_Goal_. Copy the data that follows exactly. Include no pictures.

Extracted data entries
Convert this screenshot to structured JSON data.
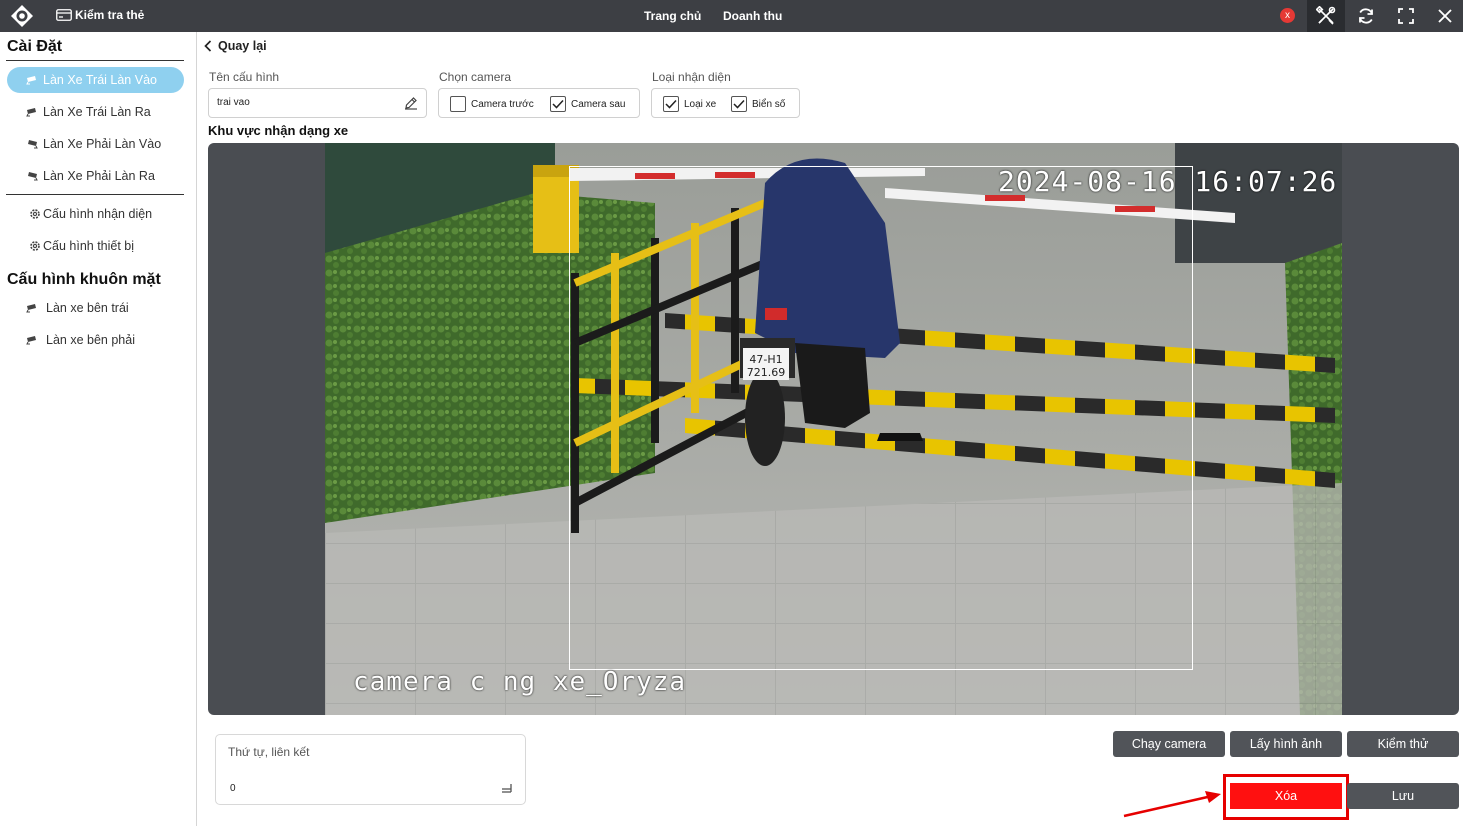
{
  "topbar": {
    "card_check_label": "Kiểm tra thẻ",
    "nav_home": "Trang chủ",
    "nav_revenue": "Doanh thu",
    "badge": "x"
  },
  "sidebar": {
    "settings_title": "Cài Đặt",
    "items": [
      {
        "label": "Làn Xe Trái Làn Vào"
      },
      {
        "label": "Làn Xe Trái Làn Ra"
      },
      {
        "label": "Làn Xe Phải Làn Vào"
      },
      {
        "label": "Làn Xe Phải Làn Ra"
      }
    ],
    "config_recognition": "Cấu hình nhận diện",
    "config_device": "Cấu hình thiết bị",
    "face_title": "Cấu hình khuôn mặt",
    "face_items": [
      {
        "label": "Làn xe bên trái"
      },
      {
        "label": "Làn xe bên phải"
      }
    ]
  },
  "form": {
    "back_label": "Quay lại",
    "config_name_label": "Tên cấu hình",
    "config_name_value": "trai vao",
    "camera_label": "Chọn camera",
    "camera_front": "Camera trước",
    "camera_rear": "Camera sau",
    "recognition_label": "Loại nhận diện",
    "type_vehicle": "Loại xe",
    "type_plate": "Biển số",
    "zone_title": "Khu vực nhận dạng xe",
    "order_label": "Thứ tự, liên kết",
    "order_value": "0"
  },
  "camera_view": {
    "timestamp": "2024-08-16 16:07:26",
    "camera_name": "camera c   ng xe_Oryza",
    "plate_line1": "47-H1",
    "plate_line2": "721.69"
  },
  "buttons": {
    "run_camera": "Chạy camera",
    "get_image": "Lấy hình ảnh",
    "test": "Kiểm thử",
    "delete": "Xóa",
    "save": "Lưu"
  },
  "checkbox_states": {
    "camera_front": false,
    "camera_rear": true,
    "type_vehicle": true,
    "type_plate": true
  },
  "colors": {
    "topbar": "#3d3f44",
    "active_item": "#8fd0ef",
    "button": "#515459",
    "delete": "#ff1010",
    "highlight": "#e60000"
  }
}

_Answer to this exercise_.
Convert this screenshot to structured JSON data.
{
  "topbar": {
    "card_check_label": "Kiểm tra thẻ",
    "nav_home": "Trang chủ",
    "nav_revenue": "Doanh thu",
    "badge": "x"
  },
  "sidebar": {
    "settings_title": "Cài Đặt",
    "items": [
      {
        "label": "Làn Xe Trái Làn Vào"
      },
      {
        "label": "Làn Xe Trái Làn Ra"
      },
      {
        "label": "Làn Xe Phải Làn Vào"
      },
      {
        "label": "Làn Xe Phải Làn Ra"
      }
    ],
    "config_recognition": "Cấu hình nhận diện",
    "config_device": "Cấu hình thiết bị",
    "face_title": "Cấu hình khuôn mặt",
    "face_items": [
      {
        "label": "Làn xe bên trái"
      },
      {
        "label": "Làn xe bên phải"
      }
    ]
  },
  "form": {
    "back_label": "Quay lại",
    "config_name_label": "Tên cấu hình",
    "config_name_value": "trai vao",
    "camera_label": "Chọn camera",
    "camera_front": "Camera trước",
    "camera_rear": "Camera sau",
    "recognition_label": "Loại nhận diện",
    "type_vehicle": "Loại xe",
    "type_plate": "Biển số",
    "zone_title": "Khu vực nhận dạng xe",
    "order_label": "Thứ tự, liên kết",
    "order_value": "0"
  },
  "camera_view": {
    "timestamp": "2024-08-16 16:07:26",
    "camera_name": "camera c   ng xe_Oryza",
    "plate_line1": "47-H1",
    "plate_line2": "721.69"
  },
  "buttons": {
    "run_camera": "Chạy camera",
    "get_image": "Lấy hình ảnh",
    "test": "Kiểm thử",
    "delete": "Xóa",
    "save": "Lưu"
  },
  "checkbox_states": {
    "camera_front": false,
    "camera_rear": true,
    "type_vehicle": true,
    "type_plate": true
  },
  "colors": {
    "topbar": "#3d3f44",
    "active_item": "#8fd0ef",
    "button": "#515459",
    "delete": "#ff1010",
    "highlight": "#e60000"
  }
}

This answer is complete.